### TASK REQUIREMENTS
Which lines hold the word "employed"? Show each of them.

------------------------------------------------------------------------

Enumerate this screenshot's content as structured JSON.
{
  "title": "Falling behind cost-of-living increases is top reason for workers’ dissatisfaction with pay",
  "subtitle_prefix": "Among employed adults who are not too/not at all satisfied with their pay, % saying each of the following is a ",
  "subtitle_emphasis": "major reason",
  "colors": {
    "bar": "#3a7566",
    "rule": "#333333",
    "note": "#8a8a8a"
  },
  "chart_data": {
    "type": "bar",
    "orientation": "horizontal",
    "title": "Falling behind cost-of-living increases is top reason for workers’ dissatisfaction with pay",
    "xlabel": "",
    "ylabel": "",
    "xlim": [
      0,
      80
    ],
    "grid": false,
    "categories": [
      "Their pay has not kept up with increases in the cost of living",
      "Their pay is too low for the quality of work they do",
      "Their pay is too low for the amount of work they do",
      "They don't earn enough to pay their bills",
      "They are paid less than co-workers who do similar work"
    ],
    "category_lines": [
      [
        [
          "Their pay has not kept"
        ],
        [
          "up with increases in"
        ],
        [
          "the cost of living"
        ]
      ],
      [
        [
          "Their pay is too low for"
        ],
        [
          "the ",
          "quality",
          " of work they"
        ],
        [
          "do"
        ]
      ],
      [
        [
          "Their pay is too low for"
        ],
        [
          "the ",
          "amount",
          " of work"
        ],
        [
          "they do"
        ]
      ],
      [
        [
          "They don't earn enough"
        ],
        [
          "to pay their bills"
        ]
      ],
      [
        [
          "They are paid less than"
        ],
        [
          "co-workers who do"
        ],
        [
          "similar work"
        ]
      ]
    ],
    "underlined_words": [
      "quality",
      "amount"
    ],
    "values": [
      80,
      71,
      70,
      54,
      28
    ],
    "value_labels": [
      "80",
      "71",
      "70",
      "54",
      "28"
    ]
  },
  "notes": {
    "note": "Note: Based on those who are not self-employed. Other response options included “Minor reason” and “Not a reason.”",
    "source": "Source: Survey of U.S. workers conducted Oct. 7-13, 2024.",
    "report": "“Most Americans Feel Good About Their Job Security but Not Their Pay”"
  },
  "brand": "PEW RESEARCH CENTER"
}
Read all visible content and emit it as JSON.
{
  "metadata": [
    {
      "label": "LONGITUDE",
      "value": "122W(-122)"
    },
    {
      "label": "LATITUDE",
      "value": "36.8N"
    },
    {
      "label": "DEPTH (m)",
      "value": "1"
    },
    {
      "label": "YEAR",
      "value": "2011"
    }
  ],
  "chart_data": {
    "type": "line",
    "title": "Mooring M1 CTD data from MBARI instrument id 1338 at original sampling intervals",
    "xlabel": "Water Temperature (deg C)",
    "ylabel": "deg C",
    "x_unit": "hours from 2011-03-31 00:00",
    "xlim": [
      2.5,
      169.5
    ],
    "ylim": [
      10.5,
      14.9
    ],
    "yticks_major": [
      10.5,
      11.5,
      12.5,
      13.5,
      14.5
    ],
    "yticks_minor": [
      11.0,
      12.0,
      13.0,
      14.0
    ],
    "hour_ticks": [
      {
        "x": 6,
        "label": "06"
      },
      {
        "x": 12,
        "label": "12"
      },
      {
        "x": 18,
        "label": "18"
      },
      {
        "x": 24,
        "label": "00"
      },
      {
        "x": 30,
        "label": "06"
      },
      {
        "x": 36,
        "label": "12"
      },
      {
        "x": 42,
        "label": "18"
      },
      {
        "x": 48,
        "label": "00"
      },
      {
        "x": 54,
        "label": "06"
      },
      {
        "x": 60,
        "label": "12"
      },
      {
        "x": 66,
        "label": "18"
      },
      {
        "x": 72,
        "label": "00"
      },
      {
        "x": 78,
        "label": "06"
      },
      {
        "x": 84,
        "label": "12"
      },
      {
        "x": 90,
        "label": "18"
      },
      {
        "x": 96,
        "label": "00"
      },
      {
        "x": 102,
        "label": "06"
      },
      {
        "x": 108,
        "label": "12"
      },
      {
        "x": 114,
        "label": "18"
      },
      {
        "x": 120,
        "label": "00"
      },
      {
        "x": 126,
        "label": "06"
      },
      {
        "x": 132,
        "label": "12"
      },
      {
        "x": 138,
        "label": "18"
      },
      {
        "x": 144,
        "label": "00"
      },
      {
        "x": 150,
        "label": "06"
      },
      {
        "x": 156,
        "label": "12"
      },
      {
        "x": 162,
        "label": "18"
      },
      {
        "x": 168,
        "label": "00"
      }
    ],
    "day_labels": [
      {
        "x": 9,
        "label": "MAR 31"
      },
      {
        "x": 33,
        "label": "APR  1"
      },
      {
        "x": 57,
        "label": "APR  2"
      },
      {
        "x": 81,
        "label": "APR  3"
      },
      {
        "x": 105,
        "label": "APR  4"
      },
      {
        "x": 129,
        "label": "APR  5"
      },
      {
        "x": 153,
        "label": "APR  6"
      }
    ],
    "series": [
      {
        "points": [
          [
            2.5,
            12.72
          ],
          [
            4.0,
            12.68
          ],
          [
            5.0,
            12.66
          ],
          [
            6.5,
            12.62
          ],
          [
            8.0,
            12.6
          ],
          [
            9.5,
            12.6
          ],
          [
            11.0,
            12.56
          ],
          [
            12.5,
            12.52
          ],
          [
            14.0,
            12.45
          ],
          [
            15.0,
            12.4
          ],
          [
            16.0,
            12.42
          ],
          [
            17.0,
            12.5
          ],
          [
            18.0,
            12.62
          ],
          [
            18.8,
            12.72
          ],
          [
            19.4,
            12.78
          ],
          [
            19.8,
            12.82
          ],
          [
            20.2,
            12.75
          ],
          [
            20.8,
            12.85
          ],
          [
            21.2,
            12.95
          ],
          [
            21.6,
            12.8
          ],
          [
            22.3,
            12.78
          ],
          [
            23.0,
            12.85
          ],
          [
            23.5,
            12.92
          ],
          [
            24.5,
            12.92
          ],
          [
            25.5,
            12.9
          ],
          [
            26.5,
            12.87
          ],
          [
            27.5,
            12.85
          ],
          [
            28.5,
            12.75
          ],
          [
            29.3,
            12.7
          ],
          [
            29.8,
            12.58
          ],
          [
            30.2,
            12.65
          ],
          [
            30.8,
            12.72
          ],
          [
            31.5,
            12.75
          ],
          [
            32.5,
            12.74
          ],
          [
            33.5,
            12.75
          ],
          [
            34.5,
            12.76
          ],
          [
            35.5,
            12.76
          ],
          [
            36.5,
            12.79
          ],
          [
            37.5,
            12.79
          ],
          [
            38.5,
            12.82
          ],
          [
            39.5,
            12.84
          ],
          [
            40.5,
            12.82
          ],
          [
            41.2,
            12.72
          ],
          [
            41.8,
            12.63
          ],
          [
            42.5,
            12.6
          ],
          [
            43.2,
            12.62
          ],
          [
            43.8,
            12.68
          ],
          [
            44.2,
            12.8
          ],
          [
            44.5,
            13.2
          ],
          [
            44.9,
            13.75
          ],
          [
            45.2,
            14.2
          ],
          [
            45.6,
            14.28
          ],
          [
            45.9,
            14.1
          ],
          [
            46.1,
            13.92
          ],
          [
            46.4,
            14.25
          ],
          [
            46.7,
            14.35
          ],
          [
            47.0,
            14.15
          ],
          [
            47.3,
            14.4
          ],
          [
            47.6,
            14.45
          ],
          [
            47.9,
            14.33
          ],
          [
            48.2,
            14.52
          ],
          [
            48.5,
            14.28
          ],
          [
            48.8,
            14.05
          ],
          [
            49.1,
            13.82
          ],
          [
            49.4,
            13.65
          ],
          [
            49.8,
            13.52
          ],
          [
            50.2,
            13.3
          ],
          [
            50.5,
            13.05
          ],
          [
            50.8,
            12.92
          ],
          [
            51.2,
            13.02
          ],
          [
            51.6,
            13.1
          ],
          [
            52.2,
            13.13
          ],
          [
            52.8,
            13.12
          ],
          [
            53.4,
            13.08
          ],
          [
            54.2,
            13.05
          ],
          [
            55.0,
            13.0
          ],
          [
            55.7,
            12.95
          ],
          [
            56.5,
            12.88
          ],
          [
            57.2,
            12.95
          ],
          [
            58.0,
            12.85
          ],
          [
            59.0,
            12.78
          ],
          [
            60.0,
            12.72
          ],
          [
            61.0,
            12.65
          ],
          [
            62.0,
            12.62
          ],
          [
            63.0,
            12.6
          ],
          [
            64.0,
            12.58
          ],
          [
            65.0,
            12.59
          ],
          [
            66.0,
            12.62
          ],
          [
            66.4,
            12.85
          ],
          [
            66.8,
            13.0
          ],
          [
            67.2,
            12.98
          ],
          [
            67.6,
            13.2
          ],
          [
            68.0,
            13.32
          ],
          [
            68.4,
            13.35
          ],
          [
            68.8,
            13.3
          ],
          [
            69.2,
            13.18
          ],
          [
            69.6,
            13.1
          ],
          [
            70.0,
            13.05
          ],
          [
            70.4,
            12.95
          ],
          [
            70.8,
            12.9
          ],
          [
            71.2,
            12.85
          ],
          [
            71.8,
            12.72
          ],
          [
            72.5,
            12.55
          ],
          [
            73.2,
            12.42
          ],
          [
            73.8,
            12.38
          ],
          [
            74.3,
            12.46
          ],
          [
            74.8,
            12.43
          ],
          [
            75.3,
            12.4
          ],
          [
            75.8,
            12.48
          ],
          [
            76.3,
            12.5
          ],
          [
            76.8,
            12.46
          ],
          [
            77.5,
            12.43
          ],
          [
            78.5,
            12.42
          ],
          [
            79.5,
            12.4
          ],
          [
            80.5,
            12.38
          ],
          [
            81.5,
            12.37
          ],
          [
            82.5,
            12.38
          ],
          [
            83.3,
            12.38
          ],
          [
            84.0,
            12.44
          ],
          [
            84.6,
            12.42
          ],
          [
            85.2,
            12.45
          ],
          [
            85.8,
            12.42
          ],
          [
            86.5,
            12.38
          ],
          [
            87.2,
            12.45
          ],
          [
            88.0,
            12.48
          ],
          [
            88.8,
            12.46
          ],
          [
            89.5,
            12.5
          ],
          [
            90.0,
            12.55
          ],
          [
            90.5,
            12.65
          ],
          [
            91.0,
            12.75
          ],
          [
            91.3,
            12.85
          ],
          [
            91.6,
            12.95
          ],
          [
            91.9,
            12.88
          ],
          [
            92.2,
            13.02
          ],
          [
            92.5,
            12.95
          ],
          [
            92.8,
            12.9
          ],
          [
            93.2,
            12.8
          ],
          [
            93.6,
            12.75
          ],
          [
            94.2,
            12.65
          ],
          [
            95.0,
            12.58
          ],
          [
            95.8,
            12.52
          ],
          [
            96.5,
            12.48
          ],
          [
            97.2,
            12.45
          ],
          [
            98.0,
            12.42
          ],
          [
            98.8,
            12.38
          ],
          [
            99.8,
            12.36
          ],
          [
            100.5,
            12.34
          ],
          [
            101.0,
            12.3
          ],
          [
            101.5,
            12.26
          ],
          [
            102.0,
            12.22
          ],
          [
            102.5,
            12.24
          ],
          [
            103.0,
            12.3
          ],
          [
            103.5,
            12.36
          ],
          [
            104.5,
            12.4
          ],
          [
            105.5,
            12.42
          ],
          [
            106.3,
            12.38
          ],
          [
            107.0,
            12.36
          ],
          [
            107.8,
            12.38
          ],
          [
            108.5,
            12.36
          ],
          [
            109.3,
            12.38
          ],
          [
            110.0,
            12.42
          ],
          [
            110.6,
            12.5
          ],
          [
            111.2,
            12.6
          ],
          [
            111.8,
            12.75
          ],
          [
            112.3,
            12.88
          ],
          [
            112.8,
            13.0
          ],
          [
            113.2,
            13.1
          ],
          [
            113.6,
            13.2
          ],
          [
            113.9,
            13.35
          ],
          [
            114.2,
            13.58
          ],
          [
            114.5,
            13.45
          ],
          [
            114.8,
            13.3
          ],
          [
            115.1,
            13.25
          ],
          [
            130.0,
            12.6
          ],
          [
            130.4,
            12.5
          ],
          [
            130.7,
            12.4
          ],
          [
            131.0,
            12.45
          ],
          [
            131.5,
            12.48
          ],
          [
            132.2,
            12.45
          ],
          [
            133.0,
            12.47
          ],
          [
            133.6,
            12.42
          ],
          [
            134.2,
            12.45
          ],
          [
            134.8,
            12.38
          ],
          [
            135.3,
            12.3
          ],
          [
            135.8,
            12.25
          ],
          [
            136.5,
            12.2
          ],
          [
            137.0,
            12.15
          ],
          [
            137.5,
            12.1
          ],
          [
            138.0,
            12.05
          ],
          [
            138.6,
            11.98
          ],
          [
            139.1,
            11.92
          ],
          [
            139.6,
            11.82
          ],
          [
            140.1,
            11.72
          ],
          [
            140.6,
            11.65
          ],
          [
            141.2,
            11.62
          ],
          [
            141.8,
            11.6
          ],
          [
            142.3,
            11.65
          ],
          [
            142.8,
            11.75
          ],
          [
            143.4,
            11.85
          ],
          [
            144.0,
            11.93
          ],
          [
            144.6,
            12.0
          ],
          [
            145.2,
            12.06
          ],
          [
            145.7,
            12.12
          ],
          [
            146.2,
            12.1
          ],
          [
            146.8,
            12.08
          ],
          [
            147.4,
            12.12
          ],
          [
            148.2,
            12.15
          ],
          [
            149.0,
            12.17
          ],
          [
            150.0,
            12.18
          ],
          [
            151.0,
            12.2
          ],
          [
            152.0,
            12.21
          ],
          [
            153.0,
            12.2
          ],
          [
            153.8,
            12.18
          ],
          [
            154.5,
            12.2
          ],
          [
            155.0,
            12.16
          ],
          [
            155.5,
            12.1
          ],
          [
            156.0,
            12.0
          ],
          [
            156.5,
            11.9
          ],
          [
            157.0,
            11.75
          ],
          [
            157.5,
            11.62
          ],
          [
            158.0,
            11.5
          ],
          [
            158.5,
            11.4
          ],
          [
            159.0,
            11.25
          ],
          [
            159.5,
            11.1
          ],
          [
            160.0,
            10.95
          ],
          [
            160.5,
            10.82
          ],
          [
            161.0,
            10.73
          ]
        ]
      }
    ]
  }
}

------------------------------------------------------------------------

### ANSWER TO THIS PROBLEM
  "subtitle_prefix": "Among employed adults who are not too/not at all satisfied with their pay, % saying each of the following is a ",
    "note": "Note: Based on those who are not self-employed. Other response options included “Minor reason” and “Not a reason.”",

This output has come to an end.